>> start Materials provided

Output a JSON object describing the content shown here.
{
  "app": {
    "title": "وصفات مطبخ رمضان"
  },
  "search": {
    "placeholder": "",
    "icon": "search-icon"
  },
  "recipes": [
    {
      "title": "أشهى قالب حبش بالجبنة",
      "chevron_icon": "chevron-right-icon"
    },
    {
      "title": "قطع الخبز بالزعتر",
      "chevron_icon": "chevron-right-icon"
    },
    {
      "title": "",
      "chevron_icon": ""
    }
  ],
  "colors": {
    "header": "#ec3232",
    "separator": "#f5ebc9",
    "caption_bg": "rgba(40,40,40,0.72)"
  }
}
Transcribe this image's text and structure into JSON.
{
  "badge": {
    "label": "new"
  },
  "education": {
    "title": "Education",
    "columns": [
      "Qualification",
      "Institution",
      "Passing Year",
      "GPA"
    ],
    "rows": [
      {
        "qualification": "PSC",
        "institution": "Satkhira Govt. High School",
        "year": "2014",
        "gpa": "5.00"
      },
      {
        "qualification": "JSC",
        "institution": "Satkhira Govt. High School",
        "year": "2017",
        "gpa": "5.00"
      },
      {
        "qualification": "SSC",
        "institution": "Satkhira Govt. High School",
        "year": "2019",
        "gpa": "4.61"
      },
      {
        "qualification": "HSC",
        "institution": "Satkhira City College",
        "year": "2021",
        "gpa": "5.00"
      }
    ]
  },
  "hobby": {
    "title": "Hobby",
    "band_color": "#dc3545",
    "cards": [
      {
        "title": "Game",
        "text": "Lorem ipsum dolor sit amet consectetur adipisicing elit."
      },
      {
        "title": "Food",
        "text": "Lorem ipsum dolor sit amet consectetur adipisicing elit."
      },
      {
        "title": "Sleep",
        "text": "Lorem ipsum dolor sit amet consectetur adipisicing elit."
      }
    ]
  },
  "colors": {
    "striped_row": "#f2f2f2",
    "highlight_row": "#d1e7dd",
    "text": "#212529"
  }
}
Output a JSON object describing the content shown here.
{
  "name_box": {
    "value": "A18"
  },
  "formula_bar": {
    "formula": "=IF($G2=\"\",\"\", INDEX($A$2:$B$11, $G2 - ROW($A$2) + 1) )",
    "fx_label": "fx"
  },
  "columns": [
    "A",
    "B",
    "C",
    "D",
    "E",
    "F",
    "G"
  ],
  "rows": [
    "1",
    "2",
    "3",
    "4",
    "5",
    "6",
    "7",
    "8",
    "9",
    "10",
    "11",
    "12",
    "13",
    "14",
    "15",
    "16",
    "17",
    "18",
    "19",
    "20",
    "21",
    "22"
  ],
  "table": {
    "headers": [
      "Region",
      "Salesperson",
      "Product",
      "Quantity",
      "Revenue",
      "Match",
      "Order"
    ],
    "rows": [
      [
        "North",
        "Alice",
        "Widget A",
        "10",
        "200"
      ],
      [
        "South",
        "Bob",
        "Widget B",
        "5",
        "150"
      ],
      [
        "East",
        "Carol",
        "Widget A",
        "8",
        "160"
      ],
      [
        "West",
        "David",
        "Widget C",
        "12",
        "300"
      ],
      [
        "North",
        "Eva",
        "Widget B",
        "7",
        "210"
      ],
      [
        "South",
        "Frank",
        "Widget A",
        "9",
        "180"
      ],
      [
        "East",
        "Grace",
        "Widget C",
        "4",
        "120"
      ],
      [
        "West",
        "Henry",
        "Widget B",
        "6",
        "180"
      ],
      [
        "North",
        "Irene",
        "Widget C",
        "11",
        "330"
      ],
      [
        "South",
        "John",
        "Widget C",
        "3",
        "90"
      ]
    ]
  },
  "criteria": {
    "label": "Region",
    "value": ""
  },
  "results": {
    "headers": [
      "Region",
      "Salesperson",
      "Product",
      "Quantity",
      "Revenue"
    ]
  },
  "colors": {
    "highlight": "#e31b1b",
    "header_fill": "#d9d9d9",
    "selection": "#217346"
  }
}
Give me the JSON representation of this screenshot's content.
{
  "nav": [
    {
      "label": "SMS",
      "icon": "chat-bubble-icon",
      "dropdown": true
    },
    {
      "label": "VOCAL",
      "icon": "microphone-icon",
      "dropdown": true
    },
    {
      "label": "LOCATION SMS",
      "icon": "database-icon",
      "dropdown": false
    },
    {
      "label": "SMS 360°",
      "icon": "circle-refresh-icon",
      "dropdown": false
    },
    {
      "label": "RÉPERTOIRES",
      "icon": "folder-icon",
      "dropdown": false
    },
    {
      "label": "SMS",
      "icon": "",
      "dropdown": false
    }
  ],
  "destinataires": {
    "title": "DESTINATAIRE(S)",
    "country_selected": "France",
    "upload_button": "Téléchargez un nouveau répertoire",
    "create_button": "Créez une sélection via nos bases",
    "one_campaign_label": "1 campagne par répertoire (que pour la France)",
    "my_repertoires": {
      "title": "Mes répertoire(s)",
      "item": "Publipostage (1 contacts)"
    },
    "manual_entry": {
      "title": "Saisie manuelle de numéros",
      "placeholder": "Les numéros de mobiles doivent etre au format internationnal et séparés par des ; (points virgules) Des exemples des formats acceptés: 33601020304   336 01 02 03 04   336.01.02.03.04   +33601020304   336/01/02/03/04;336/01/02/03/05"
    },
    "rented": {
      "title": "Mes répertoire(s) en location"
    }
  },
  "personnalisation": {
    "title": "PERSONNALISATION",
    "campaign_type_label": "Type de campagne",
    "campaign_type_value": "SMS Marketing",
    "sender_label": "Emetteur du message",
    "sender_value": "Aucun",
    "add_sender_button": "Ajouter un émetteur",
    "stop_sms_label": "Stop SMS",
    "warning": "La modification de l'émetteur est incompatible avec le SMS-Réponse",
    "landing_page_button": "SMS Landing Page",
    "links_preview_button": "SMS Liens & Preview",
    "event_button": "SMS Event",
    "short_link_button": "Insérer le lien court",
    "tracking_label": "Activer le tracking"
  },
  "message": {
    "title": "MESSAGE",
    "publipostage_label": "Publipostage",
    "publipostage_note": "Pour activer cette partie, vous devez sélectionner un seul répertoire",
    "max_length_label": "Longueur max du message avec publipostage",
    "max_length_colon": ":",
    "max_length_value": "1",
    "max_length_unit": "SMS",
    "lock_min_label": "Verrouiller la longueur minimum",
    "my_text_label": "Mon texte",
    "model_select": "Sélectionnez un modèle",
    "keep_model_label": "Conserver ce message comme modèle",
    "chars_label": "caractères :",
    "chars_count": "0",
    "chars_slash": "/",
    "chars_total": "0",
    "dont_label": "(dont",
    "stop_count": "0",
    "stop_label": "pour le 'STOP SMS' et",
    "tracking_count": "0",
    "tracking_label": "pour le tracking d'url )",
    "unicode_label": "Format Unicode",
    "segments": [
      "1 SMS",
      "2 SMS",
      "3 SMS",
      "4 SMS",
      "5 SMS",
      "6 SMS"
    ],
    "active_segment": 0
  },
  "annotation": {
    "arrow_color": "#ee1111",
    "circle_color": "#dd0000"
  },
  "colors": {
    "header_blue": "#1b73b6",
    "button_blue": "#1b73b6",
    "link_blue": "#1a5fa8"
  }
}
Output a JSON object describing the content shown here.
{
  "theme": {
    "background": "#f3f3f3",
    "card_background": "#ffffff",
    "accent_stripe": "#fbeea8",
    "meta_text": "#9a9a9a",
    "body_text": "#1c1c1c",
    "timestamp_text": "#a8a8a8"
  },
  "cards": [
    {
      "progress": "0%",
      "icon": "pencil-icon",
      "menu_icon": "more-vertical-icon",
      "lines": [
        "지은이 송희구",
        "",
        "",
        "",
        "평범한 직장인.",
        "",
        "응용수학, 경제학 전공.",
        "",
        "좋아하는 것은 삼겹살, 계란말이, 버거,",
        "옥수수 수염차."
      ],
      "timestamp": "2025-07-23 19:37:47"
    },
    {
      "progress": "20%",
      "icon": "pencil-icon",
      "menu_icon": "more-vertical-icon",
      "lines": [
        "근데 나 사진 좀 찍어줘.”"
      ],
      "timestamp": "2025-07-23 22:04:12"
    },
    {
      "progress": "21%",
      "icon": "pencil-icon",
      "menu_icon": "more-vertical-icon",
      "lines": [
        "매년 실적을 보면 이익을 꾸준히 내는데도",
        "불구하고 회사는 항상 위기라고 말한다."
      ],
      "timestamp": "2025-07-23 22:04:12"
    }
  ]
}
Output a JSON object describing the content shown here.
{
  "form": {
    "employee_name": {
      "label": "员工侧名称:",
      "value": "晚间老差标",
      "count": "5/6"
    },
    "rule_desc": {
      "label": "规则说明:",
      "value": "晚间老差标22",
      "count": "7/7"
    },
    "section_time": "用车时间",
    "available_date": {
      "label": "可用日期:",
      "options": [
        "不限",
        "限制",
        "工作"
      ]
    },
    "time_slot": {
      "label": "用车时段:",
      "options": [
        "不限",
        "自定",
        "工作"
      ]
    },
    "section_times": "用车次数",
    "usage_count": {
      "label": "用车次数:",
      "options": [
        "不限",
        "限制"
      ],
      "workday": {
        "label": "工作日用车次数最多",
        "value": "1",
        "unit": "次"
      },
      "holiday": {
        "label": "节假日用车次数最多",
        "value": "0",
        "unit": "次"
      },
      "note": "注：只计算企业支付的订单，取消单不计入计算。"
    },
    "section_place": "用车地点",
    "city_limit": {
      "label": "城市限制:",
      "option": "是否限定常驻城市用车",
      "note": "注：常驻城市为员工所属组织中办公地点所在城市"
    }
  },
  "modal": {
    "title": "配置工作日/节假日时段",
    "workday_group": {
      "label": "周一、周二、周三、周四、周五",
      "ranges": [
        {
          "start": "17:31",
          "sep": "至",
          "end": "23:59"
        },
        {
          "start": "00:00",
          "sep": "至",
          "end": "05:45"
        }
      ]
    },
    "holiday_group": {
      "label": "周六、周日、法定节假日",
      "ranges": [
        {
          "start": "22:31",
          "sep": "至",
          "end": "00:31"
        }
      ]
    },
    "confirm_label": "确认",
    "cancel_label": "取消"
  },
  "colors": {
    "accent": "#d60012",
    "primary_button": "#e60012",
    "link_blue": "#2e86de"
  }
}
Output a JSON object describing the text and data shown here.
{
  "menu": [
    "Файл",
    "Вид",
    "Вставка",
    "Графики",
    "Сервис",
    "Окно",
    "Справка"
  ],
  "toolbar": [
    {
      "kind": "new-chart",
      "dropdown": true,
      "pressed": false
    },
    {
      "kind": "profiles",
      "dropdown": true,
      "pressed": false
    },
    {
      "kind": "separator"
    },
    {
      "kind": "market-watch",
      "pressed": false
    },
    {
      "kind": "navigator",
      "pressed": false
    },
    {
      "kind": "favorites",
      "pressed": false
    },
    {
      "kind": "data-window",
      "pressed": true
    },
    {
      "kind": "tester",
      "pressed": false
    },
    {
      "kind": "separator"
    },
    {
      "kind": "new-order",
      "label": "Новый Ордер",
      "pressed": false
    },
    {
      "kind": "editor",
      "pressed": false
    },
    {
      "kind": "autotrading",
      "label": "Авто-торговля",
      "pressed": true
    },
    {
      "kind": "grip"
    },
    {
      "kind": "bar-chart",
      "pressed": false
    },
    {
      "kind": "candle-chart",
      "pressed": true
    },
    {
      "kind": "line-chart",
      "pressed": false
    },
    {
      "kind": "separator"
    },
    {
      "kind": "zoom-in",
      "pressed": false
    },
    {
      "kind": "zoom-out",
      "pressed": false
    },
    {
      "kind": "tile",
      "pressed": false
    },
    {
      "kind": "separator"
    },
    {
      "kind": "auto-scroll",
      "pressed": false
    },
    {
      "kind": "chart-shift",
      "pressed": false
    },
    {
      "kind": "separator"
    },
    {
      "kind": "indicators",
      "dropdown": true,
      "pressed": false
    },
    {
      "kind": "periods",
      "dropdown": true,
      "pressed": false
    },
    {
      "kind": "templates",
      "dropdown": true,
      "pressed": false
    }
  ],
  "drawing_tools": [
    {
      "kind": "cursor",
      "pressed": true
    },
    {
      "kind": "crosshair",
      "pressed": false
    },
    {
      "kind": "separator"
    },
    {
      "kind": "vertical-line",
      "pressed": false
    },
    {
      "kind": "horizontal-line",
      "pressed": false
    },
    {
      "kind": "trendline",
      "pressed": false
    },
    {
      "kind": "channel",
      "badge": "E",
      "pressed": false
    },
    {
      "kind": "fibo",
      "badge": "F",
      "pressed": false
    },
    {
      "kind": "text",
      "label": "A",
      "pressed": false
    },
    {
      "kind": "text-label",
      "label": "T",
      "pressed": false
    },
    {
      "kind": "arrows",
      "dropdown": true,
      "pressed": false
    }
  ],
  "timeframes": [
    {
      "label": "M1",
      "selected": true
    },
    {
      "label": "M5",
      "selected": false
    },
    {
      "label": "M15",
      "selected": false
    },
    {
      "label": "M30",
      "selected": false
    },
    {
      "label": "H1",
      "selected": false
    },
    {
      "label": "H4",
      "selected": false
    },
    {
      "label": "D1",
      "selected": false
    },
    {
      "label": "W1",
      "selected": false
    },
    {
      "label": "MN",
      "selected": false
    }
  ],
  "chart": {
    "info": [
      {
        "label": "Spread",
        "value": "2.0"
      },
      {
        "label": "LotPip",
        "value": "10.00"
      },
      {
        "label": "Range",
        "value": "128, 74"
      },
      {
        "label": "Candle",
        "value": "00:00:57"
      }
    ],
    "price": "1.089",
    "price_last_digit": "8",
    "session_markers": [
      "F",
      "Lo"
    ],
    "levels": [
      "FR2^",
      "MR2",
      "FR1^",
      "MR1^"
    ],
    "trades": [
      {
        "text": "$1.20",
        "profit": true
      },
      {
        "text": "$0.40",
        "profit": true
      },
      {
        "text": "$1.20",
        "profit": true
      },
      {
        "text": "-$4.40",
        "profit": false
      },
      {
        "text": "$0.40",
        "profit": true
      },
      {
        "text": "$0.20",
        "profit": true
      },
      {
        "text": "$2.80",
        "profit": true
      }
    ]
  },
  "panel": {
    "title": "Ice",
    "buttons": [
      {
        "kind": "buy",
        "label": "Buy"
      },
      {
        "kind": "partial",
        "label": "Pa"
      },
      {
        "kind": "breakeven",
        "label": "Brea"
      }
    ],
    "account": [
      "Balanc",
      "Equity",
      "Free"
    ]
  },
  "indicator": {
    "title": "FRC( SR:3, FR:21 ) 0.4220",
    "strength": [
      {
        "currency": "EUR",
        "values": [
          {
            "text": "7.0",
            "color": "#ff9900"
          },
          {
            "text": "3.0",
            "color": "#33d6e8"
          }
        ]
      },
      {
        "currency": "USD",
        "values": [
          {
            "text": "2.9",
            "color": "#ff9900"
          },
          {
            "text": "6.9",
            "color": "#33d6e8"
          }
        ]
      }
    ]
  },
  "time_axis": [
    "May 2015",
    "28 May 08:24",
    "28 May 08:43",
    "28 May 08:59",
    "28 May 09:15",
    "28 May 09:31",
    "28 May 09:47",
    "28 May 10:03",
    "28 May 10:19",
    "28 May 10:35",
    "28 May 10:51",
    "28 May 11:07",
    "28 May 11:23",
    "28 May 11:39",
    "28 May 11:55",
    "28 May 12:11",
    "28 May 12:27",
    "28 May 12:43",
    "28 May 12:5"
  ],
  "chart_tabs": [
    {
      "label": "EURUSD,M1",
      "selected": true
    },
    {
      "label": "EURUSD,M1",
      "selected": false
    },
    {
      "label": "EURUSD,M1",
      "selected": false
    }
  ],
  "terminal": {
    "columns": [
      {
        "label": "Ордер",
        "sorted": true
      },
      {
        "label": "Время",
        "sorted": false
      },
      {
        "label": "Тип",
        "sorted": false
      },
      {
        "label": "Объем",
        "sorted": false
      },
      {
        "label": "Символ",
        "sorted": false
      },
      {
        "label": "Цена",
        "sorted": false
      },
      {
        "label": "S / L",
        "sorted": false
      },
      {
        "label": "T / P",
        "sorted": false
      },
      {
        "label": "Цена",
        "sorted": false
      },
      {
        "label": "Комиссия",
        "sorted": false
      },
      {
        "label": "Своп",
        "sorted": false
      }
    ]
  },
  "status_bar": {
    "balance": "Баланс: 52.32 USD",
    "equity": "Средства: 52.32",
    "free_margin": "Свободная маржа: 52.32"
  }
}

>> end Materials provided

Identify and extract each line of the listing that contains "France".

**Output of the task**
    "country_selected": "France",
    "one_campaign_label": "1 campagne par répertoire (que pour la France)",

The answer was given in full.